The exercise ::
Go through the listing and copy every line word for word.

[Records from a collection]
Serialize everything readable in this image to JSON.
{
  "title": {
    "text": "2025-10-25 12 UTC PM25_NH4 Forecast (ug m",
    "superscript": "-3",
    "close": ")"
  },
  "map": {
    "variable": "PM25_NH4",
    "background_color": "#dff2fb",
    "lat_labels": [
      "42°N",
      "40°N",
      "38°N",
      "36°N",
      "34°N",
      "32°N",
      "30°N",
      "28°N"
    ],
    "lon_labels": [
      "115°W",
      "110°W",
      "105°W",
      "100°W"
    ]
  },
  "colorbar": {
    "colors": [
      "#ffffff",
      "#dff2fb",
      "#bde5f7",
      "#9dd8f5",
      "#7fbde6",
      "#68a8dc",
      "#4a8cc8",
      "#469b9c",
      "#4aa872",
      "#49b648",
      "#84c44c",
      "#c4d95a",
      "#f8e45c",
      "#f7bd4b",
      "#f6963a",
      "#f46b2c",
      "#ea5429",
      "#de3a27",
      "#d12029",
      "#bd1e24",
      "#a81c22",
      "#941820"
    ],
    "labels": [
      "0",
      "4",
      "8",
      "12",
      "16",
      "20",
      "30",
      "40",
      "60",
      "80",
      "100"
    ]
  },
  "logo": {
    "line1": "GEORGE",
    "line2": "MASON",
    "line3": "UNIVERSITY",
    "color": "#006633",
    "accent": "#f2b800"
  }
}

Expected output ::
Serialize everything readable in this image to JSON.
{
  "title": {
    "text": "2025-10-25 12 UTC PM25_NH4 Forecast (ug m",
    "superscript": "-3",
    "close": ")"
  },
  "map": {
    "variable": "PM25_NH4",
    "background_color": "#dff2fb",
    "lat_labels": [
      "42°N",
      "40°N",
      "38°N",
      "36°N",
      "34°N",
      "32°N",
      "30°N",
      "28°N"
    ],
    "lon_labels": [
      "115°W",
      "110°W",
      "105°W",
      "100°W"
    ]
  },
  "colorbar": {
    "colors": [
      "#ffffff",
      "#dff2fb",
      "#bde5f7",
      "#9dd8f5",
      "#7fbde6",
      "#68a8dc",
      "#4a8cc8",
      "#469b9c",
      "#4aa872",
      "#49b648",
      "#84c44c",
      "#c4d95a",
      "#f8e45c",
      "#f7bd4b",
      "#f6963a",
      "#f46b2c",
      "#ea5429",
      "#de3a27",
      "#d12029",
      "#bd1e24",
      "#a81c22",
      "#941820"
    ],
    "labels": [
      "0",
      "4",
      "8",
      "12",
      "16",
      "20",
      "30",
      "40",
      "60",
      "80",
      "100"
    ]
  },
  "logo": {
    "line1": "GEORGE",
    "line2": "MASON",
    "line3": "UNIVERSITY",
    "color": "#006633",
    "accent": "#f2b800"
  }
}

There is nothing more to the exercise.